### MATERIAL SUPPLIED

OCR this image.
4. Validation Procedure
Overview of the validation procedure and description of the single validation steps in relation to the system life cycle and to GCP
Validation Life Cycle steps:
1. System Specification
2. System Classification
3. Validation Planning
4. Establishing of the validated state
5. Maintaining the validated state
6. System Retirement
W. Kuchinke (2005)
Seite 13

######
### MATERIAL SUPPLIED

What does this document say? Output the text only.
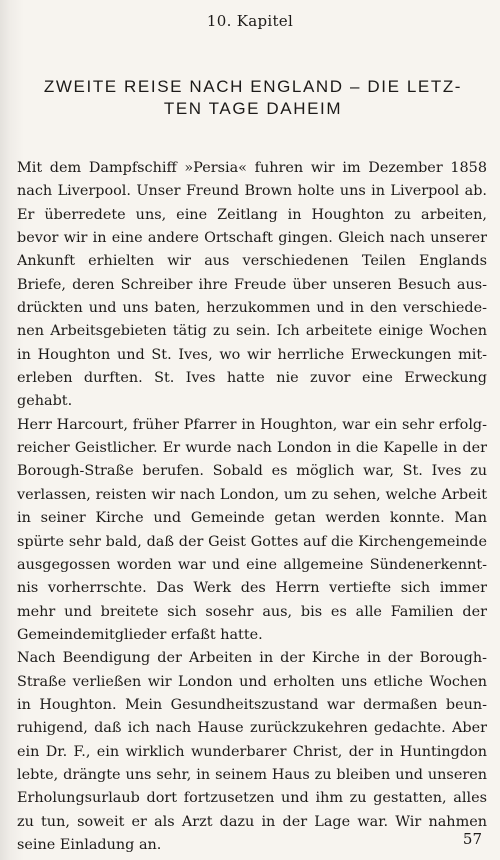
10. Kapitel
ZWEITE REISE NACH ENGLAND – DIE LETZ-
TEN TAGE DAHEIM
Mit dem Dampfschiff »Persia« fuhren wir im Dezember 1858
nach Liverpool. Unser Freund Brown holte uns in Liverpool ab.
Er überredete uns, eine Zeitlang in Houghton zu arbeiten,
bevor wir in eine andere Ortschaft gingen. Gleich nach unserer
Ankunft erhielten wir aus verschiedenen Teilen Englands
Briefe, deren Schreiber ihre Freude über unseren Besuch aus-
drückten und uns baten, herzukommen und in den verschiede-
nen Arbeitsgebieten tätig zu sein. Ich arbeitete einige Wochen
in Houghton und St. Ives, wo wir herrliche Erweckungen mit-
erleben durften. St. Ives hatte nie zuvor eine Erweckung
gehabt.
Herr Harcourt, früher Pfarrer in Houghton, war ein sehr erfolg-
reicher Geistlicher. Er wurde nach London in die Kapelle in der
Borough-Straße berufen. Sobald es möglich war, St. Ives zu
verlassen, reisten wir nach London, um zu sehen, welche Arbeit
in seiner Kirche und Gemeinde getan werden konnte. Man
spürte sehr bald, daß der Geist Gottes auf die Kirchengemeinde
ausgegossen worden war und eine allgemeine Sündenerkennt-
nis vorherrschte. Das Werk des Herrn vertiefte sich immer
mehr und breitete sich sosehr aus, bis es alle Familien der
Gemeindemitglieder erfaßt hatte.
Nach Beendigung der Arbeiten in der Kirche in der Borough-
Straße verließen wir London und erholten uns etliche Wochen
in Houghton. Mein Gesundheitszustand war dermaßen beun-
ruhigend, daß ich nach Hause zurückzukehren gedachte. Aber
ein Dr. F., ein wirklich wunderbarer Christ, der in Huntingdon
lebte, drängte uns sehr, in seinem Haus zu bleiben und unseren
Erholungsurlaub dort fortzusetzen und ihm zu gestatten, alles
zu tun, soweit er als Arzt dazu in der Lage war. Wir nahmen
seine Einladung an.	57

######

STATED TASK:
State how many lines of the material contain the string "this", with no other words.

SOLVED PROBLEM:
2